Tally the lines that contain the string "type" and give the number by itself.

# TASK DATA
────────────────
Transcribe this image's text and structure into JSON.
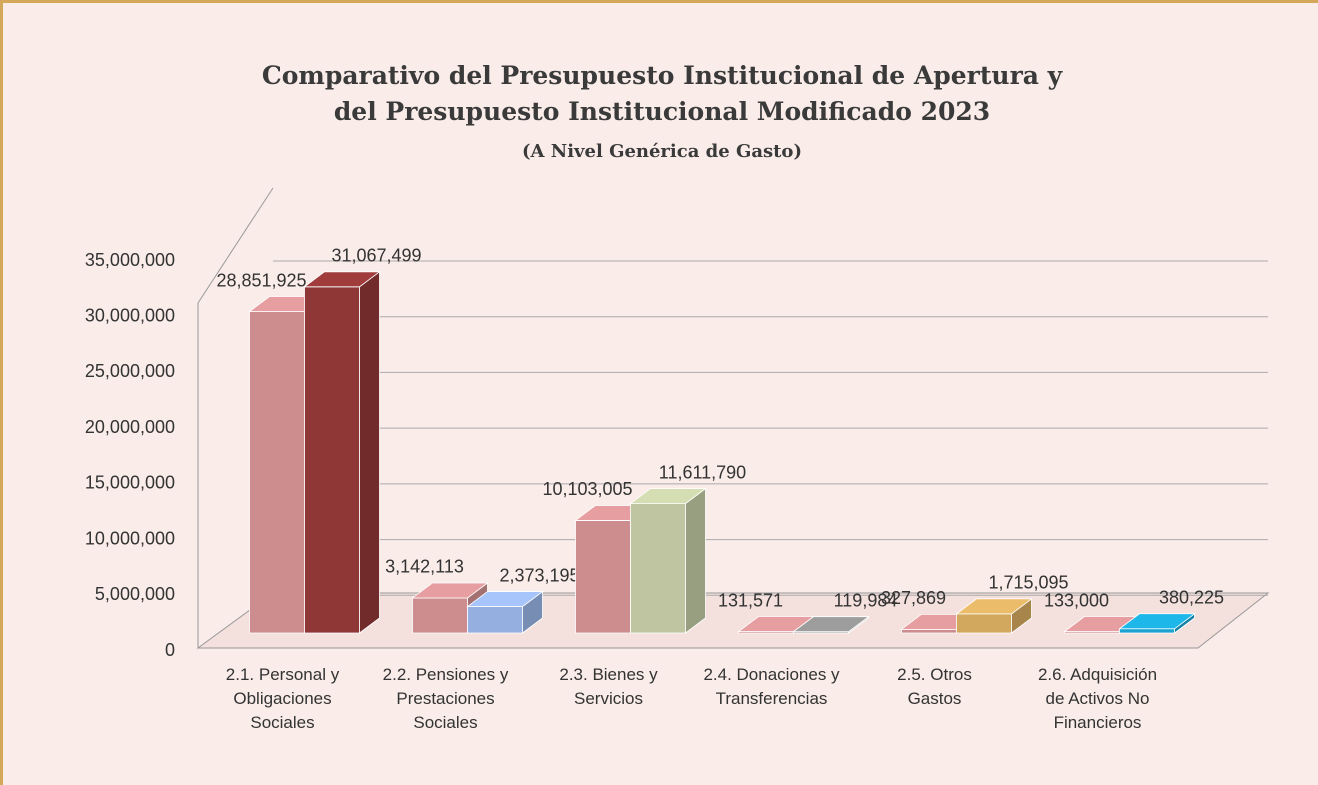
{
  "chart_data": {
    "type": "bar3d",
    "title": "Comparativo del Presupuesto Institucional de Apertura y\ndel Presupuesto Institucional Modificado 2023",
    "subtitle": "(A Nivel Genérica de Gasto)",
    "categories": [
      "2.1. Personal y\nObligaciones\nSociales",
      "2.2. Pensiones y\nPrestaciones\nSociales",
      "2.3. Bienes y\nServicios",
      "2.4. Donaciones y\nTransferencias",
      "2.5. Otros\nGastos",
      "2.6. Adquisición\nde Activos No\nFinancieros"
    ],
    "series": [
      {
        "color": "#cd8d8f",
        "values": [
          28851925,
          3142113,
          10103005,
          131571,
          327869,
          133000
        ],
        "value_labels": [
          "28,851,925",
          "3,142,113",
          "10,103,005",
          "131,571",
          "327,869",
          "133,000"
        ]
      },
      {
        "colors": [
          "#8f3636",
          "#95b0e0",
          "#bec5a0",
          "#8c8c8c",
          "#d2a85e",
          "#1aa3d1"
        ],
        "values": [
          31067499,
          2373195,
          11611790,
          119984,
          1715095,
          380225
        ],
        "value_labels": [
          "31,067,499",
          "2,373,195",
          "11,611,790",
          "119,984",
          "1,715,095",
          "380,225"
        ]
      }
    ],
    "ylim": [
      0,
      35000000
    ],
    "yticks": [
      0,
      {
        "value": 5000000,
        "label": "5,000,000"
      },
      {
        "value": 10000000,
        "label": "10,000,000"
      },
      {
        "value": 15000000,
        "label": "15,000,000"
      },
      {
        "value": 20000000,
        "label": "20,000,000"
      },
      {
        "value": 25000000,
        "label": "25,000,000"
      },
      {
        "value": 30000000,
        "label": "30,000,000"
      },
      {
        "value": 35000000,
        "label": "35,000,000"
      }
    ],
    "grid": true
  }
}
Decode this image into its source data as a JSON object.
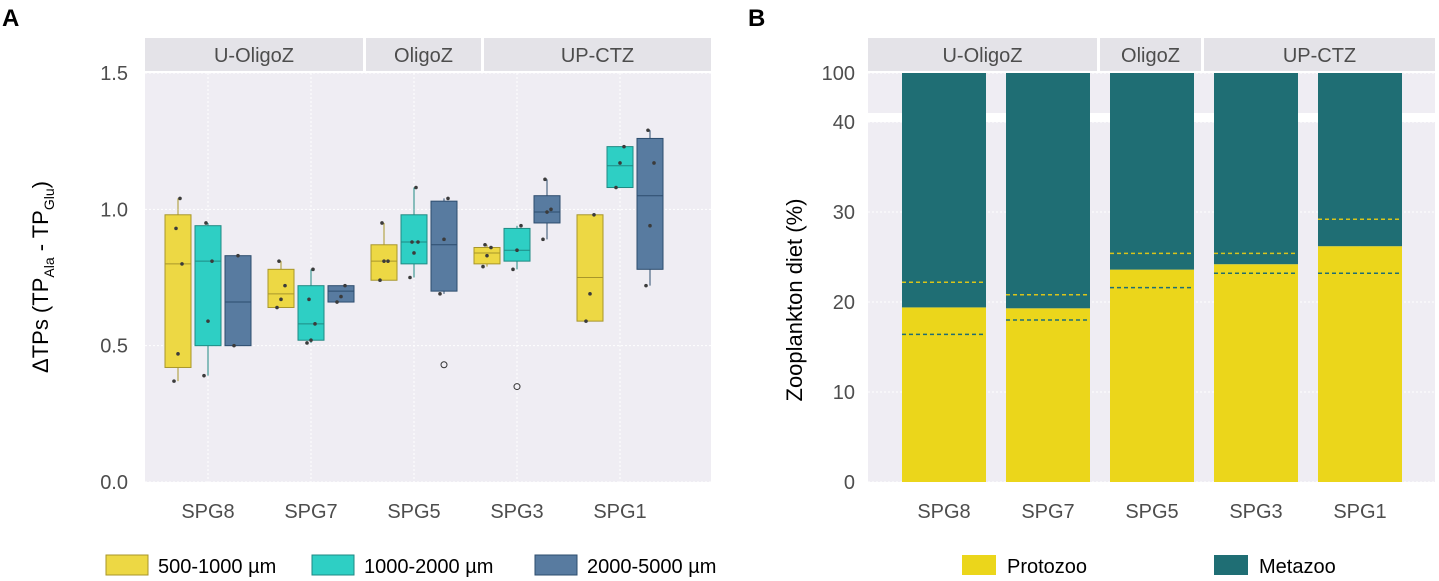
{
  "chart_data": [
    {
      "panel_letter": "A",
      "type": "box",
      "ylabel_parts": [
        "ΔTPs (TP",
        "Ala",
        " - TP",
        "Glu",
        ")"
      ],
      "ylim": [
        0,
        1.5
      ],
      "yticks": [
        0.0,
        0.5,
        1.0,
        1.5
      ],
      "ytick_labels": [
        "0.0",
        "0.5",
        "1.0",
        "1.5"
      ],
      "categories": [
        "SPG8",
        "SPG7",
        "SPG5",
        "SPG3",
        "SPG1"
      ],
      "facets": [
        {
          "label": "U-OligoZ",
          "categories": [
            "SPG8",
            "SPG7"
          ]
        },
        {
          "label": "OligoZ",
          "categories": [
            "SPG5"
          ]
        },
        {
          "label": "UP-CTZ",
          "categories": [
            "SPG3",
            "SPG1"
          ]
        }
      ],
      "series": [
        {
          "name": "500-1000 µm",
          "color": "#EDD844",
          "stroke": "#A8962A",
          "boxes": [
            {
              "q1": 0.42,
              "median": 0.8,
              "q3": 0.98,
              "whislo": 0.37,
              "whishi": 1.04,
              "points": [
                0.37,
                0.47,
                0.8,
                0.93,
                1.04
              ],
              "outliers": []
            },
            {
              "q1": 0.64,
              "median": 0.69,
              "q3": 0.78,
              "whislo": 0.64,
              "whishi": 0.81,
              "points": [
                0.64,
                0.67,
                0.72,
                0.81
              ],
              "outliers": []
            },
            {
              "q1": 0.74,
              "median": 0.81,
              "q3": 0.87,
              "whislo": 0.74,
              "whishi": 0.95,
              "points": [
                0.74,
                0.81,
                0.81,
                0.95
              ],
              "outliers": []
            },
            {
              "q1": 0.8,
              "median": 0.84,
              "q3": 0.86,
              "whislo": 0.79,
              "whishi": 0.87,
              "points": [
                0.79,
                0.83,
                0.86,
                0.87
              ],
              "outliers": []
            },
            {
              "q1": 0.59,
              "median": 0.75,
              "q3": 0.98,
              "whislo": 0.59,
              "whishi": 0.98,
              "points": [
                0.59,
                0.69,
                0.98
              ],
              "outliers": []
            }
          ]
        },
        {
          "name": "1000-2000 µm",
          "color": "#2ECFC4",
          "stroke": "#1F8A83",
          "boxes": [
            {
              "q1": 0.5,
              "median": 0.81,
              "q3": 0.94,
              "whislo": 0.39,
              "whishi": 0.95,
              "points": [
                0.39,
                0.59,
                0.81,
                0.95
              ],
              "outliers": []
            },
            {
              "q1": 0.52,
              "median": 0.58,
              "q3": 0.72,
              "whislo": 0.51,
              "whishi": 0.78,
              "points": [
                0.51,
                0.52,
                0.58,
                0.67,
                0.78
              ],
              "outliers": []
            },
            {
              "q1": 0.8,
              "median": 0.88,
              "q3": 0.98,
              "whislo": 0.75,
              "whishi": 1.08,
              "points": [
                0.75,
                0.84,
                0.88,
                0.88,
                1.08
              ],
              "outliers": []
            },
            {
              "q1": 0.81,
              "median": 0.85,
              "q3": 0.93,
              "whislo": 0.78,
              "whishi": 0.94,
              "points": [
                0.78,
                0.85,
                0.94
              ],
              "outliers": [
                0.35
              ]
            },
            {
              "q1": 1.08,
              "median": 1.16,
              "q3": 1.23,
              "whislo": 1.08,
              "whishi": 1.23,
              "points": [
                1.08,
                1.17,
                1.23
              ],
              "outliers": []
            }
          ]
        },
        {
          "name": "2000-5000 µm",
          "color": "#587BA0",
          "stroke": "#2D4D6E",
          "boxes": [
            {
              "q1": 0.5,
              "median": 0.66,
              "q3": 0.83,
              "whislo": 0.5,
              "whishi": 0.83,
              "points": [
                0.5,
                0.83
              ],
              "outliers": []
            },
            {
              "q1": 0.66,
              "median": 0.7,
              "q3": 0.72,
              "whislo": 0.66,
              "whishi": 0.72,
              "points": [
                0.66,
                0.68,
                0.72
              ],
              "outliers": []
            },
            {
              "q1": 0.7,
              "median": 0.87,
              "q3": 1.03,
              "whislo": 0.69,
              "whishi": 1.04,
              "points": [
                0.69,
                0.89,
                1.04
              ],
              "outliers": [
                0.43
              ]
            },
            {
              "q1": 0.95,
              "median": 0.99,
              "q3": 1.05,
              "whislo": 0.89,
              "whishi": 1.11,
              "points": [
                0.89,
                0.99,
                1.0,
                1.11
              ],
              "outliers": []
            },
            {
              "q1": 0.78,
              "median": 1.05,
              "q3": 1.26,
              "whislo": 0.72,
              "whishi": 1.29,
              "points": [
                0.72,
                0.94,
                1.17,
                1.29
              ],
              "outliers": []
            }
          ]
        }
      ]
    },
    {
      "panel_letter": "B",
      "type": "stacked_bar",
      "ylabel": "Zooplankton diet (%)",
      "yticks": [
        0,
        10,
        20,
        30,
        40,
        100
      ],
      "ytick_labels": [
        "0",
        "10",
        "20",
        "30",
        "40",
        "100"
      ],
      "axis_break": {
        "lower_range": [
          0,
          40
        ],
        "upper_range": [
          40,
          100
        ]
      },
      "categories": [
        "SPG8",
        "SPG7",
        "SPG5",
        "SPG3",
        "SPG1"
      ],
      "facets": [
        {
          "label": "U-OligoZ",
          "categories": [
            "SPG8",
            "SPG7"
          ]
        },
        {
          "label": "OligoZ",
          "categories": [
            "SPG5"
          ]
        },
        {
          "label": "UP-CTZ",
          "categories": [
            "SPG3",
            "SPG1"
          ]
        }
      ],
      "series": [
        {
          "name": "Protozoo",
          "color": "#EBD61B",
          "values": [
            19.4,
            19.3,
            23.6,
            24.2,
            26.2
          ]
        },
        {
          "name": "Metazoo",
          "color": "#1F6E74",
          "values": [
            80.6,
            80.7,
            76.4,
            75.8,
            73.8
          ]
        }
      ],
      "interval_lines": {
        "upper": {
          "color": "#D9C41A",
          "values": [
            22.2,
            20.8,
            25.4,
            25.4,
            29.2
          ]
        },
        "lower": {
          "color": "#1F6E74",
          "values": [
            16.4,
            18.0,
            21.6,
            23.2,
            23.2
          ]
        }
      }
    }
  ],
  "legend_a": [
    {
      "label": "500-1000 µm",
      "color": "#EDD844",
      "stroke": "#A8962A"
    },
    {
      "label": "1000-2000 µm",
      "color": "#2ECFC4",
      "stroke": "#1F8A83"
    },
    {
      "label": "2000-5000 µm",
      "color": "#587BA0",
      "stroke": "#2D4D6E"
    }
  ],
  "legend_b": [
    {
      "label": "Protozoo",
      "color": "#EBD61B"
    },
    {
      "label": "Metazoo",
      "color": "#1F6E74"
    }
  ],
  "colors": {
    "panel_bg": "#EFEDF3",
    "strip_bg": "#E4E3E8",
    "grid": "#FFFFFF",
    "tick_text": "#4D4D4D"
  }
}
────────────────
# SOLUTION TO THE EXERCISE
3